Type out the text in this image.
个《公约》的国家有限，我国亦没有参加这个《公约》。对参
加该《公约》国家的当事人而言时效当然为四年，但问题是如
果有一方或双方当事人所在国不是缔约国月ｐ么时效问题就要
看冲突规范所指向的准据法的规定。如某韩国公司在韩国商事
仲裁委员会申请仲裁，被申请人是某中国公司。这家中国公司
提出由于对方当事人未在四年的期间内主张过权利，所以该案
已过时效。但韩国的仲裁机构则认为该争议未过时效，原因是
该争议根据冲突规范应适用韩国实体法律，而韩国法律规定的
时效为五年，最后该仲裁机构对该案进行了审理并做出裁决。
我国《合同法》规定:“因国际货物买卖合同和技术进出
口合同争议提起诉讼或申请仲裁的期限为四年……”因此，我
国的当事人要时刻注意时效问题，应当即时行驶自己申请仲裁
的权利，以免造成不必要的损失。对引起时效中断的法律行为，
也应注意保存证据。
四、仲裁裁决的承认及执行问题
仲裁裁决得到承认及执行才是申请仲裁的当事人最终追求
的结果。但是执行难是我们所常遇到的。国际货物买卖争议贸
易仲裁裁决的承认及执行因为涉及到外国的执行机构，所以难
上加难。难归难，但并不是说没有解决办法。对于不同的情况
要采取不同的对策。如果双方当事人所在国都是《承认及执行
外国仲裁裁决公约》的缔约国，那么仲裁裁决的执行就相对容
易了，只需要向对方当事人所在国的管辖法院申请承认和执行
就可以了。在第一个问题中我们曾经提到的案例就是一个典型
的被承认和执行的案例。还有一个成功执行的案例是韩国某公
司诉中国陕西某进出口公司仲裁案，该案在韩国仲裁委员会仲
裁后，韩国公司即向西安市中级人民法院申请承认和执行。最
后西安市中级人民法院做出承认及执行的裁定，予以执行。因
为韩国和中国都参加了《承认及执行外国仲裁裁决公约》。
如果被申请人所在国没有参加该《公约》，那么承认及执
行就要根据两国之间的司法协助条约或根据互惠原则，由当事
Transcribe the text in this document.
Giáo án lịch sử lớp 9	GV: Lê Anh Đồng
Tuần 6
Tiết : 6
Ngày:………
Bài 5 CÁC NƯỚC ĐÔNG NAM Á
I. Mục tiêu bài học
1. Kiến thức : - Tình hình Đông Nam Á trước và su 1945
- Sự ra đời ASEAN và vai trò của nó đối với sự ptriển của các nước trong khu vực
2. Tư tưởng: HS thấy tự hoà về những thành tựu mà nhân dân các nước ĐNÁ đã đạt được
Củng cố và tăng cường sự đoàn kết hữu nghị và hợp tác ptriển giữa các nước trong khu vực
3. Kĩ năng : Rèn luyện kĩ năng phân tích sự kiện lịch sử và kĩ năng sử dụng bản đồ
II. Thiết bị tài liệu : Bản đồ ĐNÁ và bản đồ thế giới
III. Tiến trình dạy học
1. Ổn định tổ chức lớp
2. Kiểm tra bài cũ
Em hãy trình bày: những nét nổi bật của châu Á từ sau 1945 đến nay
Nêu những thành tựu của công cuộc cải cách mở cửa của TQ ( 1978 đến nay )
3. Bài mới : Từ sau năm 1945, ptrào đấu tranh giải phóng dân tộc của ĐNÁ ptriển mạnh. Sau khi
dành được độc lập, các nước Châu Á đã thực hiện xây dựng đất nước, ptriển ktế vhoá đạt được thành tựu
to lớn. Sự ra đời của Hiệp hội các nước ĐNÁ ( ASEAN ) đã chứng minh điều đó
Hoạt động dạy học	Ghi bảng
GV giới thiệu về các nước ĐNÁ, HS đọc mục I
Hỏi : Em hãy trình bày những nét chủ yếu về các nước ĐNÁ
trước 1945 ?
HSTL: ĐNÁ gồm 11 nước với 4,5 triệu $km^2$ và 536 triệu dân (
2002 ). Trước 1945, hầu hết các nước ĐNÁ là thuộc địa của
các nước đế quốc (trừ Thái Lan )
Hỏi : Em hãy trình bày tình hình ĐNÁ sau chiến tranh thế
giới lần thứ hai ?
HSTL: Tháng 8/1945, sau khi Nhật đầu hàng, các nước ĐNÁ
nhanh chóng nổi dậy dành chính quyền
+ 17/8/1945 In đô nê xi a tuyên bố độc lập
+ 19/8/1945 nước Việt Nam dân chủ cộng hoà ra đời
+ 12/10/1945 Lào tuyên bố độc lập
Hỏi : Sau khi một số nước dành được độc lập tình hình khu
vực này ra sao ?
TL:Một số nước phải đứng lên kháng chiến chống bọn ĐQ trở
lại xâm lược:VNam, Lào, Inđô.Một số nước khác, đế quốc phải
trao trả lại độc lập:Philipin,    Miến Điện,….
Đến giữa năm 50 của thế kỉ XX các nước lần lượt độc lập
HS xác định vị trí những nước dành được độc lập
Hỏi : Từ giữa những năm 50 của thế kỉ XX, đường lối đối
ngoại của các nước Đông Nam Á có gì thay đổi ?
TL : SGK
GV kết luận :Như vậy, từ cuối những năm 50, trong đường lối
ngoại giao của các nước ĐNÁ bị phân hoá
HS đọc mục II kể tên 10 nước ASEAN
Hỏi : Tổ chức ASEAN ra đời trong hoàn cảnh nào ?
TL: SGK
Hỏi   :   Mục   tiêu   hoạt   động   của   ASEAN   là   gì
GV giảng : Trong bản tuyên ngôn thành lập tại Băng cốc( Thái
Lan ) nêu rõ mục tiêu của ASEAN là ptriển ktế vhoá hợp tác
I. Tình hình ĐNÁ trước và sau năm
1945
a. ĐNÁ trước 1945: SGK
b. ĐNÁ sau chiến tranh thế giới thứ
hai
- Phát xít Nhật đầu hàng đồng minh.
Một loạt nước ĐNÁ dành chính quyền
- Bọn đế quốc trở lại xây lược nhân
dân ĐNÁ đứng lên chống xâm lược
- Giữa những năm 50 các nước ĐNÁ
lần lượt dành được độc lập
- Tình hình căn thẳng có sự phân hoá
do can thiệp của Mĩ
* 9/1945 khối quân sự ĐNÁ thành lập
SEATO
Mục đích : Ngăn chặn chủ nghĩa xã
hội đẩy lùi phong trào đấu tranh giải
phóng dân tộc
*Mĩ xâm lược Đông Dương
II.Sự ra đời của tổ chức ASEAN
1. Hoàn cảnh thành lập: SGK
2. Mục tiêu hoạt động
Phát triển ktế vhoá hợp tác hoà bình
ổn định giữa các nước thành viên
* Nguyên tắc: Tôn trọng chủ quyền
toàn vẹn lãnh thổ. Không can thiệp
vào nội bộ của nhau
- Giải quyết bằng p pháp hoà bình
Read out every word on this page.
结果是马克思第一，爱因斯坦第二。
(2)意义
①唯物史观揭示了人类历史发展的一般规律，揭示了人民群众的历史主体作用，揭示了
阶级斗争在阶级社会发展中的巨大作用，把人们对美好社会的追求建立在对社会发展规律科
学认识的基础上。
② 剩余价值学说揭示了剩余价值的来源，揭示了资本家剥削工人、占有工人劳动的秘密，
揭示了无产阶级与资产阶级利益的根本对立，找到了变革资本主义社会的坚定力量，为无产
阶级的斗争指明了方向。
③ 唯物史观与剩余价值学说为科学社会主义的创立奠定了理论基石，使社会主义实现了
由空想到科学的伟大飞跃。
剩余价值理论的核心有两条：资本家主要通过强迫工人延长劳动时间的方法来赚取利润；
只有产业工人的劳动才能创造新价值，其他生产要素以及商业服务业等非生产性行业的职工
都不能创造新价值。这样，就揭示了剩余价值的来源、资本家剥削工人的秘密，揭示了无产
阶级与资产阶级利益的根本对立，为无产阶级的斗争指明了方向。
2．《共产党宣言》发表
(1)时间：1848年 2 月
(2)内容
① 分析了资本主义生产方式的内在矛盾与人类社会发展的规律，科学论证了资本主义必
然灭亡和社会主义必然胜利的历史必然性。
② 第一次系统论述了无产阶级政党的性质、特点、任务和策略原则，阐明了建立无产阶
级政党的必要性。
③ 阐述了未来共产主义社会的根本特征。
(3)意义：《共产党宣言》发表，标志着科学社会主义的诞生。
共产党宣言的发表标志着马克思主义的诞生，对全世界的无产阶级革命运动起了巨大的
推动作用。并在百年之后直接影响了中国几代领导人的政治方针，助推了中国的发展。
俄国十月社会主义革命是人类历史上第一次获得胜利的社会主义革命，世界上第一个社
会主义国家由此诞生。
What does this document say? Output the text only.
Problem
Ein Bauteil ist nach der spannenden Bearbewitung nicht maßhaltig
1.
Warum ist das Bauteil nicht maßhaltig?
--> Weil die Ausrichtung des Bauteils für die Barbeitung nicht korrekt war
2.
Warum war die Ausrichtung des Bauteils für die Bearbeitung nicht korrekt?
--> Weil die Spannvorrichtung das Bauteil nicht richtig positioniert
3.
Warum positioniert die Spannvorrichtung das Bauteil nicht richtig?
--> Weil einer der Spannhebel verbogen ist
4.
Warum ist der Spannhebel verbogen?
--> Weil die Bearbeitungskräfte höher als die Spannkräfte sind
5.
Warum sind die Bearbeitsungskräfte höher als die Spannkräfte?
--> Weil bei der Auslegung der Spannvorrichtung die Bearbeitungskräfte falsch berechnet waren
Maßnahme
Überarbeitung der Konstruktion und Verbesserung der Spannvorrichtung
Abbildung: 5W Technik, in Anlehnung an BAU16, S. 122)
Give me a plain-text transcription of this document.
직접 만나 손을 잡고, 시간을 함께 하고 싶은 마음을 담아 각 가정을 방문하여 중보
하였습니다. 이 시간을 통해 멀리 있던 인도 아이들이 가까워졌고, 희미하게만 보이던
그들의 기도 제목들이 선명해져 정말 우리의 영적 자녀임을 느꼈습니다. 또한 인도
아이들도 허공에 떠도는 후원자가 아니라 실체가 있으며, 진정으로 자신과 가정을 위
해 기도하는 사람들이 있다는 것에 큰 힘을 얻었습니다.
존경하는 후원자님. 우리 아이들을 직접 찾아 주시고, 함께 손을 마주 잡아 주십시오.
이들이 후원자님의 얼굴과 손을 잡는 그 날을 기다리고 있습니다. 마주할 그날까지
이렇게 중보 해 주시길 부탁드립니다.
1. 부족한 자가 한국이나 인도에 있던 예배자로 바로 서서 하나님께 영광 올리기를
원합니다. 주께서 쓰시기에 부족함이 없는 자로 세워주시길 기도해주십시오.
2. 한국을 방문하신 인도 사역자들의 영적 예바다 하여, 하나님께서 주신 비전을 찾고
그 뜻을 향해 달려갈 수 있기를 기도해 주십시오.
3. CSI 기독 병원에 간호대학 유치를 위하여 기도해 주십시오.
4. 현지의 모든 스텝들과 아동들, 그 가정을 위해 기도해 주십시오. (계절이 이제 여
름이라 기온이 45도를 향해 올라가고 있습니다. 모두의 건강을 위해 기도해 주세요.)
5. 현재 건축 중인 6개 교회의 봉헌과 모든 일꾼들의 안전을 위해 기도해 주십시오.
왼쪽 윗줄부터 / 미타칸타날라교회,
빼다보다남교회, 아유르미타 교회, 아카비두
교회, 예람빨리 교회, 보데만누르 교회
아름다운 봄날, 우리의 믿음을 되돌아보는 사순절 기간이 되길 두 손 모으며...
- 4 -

# # # # # # #

Pick out every line above that holds the word "trình" and copy it.

III. Tiến trình dạy học
Em hãy trình bày: những nét nổi bật của châu Á từ sau 1945 đến nay
Hỏi : Em hãy trình bày những nét chủ yếu về các nước ĐNÁ
Hỏi : Em hãy trình bày tình hình ĐNÁ sau chiến tranh thế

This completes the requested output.